(Dataset excerpts)
────────────────

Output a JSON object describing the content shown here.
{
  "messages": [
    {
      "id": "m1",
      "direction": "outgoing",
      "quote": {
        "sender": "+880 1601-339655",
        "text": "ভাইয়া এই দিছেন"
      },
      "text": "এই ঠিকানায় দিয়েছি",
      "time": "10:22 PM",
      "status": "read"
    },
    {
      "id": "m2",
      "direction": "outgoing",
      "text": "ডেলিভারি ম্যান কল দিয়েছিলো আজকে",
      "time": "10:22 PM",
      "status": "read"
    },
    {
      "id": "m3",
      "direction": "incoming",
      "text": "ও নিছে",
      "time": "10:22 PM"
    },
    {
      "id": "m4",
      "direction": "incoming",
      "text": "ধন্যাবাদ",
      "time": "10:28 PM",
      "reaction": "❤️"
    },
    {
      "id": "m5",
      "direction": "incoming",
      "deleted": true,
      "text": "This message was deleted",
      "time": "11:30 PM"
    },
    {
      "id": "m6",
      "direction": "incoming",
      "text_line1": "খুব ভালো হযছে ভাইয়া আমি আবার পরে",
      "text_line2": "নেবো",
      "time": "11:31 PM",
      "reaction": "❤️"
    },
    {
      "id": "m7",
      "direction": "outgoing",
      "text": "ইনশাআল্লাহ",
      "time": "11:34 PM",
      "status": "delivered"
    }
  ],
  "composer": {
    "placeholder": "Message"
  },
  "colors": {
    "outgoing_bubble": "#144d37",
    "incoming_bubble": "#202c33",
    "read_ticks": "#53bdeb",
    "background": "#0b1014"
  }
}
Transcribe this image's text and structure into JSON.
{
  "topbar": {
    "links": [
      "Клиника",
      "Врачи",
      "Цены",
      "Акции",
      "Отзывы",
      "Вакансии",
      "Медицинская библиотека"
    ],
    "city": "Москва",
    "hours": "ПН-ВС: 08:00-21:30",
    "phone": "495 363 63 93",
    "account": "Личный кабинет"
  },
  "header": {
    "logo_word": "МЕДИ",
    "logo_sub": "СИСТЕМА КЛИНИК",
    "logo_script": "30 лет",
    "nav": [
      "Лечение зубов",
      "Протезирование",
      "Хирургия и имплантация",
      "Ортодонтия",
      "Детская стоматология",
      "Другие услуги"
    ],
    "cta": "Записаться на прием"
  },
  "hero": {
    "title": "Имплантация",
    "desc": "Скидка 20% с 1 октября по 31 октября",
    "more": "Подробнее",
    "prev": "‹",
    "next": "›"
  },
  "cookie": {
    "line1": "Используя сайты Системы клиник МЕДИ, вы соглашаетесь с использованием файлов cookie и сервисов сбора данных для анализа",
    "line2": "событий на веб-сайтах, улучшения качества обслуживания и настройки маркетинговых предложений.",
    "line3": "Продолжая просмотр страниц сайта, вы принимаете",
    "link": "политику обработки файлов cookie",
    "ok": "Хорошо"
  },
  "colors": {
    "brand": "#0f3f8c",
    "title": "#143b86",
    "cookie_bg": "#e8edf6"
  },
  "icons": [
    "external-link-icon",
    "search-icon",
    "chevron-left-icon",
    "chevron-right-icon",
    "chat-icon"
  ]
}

────────────────

> _To do_: Please repeat the listing above in full and exactly.

> _Expected answer_:
Output a JSON object describing the content shown here.
{
  "messages": [
    {
      "id": "m1",
      "direction": "outgoing",
      "quote": {
        "sender": "+880 1601-339655",
        "text": "ভাইয়া এই দিছেন"
      },
      "text": "এই ঠিকানায় দিয়েছি",
      "time": "10:22 PM",
      "status": "read"
    },
    {
      "id": "m2",
      "direction": "outgoing",
      "text": "ডেলিভারি ম্যান কল দিয়েছিলো আজকে",
      "time": "10:22 PM",
      "status": "read"
    },
    {
      "id": "m3",
      "direction": "incoming",
      "text": "ও নিছে",
      "time": "10:22 PM"
    },
    {
      "id": "m4",
      "direction": "incoming",
      "text": "ধন্যাবাদ",
      "time": "10:28 PM",
      "reaction": "❤️"
    },
    {
      "id": "m5",
      "direction": "incoming",
      "deleted": true,
      "text": "This message was deleted",
      "time": "11:30 PM"
    },
    {
      "id": "m6",
      "direction": "incoming",
      "text_line1": "খুব ভালো হযছে ভাইয়া আমি আবার পরে",
      "text_line2": "নেবো",
      "time": "11:31 PM",
      "reaction": "❤️"
    },
    {
      "id": "m7",
      "direction": "outgoing",
      "text": "ইনশাআল্লাহ",
      "time": "11:34 PM",
      "status": "delivered"
    }
  ],
  "composer": {
    "placeholder": "Message"
  },
  "colors": {
    "outgoing_bubble": "#144d37",
    "incoming_bubble": "#202c33",
    "read_ticks": "#53bdeb",
    "background": "#0b1014"
  }
}
Transcribe this image's text and structure into JSON.
{
  "topbar": {
    "links": [
      "Клиника",
      "Врачи",
      "Цены",
      "Акции",
      "Отзывы",
      "Вакансии",
      "Медицинская библиотека"
    ],
    "city": "Москва",
    "hours": "ПН-ВС: 08:00-21:30",
    "phone": "495 363 63 93",
    "account": "Личный кабинет"
  },
  "header": {
    "logo_word": "МЕДИ",
    "logo_sub": "СИСТЕМА КЛИНИК",
    "logo_script": "30 лет",
    "nav": [
      "Лечение зубов",
      "Протезирование",
      "Хирургия и имплантация",
      "Ортодонтия",
      "Детская стоматология",
      "Другие услуги"
    ],
    "cta": "Записаться на прием"
  },
  "hero": {
    "title": "Имплантация",
    "desc": "Скидка 20% с 1 октября по 31 октября",
    "more": "Подробнее",
    "prev": "‹",
    "next": "›"
  },
  "cookie": {
    "line1": "Используя сайты Системы клиник МЕДИ, вы соглашаетесь с использованием файлов cookie и сервисов сбора данных для анализа",
    "line2": "событий на веб-сайтах, улучшения качества обслуживания и настройки маркетинговых предложений.",
    "line3": "Продолжая просмотр страниц сайта, вы принимаете",
    "link": "политику обработки файлов cookie",
    "ok": "Хорошо"
  },
  "colors": {
    "brand": "#0f3f8c",
    "title": "#143b86",
    "cookie_bg": "#e8edf6"
  },
  "icons": [
    "external-link-icon",
    "search-icon",
    "chevron-left-icon",
    "chevron-right-icon",
    "chat-icon"
  ]
}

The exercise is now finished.